▶ _Problem description_
In the listing below, locate the lines that hold the string "течение". Copy those lines.
= = =
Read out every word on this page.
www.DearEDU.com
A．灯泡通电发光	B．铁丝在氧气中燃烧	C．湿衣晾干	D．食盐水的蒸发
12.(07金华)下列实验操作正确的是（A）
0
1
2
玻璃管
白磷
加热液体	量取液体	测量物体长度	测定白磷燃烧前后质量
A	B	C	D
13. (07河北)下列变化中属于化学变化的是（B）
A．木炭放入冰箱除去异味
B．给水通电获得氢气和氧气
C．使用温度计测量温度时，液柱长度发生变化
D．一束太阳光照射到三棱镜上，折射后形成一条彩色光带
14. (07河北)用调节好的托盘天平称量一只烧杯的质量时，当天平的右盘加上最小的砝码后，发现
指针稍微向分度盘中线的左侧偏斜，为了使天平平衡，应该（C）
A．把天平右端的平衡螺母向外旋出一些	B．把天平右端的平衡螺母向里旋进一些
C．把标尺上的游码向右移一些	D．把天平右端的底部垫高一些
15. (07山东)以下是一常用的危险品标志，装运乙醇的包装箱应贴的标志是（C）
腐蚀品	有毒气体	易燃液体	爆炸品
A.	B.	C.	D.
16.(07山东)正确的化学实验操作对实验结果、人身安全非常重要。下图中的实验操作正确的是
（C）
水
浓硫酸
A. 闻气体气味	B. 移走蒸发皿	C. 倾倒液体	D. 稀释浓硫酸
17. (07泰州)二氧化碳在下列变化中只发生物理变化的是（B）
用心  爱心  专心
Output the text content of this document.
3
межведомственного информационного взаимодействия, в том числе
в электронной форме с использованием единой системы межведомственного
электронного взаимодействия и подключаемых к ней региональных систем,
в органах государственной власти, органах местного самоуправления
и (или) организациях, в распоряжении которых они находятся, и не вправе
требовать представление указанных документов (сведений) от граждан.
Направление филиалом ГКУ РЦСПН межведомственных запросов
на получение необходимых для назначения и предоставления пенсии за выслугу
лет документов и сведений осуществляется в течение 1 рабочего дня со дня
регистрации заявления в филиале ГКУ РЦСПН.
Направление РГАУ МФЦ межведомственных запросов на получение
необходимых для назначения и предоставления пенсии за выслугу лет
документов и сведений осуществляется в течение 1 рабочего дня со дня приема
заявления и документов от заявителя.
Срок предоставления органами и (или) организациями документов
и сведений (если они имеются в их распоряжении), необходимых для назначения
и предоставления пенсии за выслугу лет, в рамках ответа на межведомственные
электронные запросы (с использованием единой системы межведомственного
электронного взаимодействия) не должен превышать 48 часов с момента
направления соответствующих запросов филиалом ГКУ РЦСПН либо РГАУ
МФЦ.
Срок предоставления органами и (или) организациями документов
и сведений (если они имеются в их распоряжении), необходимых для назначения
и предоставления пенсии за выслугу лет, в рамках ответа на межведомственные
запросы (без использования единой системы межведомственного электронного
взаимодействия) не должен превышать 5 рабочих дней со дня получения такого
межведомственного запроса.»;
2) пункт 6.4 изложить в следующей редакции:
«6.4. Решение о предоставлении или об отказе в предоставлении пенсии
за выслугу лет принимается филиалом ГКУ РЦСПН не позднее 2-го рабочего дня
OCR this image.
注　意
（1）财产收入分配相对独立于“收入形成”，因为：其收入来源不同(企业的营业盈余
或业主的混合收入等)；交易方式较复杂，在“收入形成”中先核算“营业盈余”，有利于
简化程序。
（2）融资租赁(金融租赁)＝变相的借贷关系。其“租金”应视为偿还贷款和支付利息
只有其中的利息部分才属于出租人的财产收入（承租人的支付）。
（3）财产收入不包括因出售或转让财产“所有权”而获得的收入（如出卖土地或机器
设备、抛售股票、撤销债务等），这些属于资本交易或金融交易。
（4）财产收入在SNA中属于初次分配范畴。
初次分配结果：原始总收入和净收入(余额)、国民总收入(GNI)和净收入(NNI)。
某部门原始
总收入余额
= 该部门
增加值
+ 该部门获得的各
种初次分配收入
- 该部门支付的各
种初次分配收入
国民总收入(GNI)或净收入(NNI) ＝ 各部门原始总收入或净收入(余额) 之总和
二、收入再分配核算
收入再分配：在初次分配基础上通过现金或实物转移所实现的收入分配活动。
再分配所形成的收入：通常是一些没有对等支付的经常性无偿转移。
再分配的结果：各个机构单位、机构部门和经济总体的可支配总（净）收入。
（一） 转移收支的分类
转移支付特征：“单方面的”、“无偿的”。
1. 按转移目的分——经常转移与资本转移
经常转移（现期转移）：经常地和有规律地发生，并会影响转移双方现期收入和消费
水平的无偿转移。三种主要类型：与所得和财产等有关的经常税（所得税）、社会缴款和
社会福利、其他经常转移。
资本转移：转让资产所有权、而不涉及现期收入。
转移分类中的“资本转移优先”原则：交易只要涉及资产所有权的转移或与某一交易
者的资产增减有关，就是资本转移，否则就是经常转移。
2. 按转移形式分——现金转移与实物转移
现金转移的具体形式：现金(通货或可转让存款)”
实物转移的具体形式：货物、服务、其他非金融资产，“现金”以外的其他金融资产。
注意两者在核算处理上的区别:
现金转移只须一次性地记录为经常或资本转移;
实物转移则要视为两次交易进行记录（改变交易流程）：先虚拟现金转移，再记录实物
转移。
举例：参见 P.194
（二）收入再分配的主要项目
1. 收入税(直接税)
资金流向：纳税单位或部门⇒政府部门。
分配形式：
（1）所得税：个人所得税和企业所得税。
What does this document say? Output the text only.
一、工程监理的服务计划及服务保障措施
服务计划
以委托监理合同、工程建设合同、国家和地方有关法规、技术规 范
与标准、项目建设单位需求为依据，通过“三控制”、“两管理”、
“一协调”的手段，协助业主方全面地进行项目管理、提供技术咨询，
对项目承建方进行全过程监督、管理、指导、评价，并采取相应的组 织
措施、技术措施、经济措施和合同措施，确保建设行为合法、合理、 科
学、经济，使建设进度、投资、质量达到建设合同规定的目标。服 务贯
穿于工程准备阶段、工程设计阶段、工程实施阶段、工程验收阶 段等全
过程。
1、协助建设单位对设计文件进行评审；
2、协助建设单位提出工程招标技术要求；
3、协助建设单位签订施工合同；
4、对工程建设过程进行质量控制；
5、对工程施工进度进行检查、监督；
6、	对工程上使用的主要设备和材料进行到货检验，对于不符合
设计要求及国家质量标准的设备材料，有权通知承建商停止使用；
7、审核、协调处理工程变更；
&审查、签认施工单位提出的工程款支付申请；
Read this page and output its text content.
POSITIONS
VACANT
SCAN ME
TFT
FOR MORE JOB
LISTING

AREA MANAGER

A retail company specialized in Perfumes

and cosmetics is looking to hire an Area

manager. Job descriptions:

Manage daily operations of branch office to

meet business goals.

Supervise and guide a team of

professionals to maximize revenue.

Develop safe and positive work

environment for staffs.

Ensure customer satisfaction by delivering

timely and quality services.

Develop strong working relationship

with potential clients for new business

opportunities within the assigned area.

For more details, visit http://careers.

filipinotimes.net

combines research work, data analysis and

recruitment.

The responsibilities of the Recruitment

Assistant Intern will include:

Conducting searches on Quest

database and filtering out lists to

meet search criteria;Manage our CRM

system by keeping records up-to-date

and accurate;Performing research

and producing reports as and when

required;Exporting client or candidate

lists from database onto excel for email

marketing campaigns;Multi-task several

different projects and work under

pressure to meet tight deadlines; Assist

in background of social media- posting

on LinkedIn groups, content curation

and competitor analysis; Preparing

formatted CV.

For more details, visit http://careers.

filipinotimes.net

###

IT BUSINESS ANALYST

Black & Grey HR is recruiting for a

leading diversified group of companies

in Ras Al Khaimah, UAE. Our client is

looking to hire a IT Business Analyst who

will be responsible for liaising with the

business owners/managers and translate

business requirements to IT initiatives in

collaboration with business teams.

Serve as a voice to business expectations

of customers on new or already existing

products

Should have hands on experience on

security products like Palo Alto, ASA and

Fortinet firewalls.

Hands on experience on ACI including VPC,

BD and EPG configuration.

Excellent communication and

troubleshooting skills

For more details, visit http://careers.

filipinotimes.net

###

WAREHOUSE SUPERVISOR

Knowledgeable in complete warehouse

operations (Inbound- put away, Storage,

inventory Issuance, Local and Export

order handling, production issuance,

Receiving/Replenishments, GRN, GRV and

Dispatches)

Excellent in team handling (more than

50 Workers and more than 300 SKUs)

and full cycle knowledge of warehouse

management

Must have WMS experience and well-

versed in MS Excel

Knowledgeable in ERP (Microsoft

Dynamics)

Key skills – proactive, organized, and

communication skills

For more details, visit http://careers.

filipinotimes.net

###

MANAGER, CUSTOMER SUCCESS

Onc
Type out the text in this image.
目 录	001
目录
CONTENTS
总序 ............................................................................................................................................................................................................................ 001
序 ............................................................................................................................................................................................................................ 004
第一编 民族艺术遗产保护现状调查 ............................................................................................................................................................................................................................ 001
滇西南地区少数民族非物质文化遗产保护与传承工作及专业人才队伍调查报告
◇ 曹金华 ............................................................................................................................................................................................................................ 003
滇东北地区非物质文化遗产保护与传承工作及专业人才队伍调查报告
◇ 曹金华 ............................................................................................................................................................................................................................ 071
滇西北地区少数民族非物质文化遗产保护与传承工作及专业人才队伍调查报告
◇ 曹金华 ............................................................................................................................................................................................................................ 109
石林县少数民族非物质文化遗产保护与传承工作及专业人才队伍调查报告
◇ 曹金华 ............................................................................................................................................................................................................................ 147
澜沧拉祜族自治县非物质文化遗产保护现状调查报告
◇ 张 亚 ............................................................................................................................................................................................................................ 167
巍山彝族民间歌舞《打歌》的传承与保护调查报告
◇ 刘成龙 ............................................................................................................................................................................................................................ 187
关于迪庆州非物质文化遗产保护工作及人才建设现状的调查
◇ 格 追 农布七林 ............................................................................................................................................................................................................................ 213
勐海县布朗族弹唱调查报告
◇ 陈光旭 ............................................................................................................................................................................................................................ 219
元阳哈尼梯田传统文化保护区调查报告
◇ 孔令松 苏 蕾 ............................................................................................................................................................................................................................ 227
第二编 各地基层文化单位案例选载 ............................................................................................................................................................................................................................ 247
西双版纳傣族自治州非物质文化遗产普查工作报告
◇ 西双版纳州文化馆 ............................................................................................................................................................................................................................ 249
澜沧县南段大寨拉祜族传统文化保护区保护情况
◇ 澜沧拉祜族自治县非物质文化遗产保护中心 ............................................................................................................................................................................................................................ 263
= = =
▶ _Answer_
лет документов и сведений осуществляется в течение 1 рабочего дня со дня
документов и сведений осуществляется в течение 1 рабочего дня со дня приема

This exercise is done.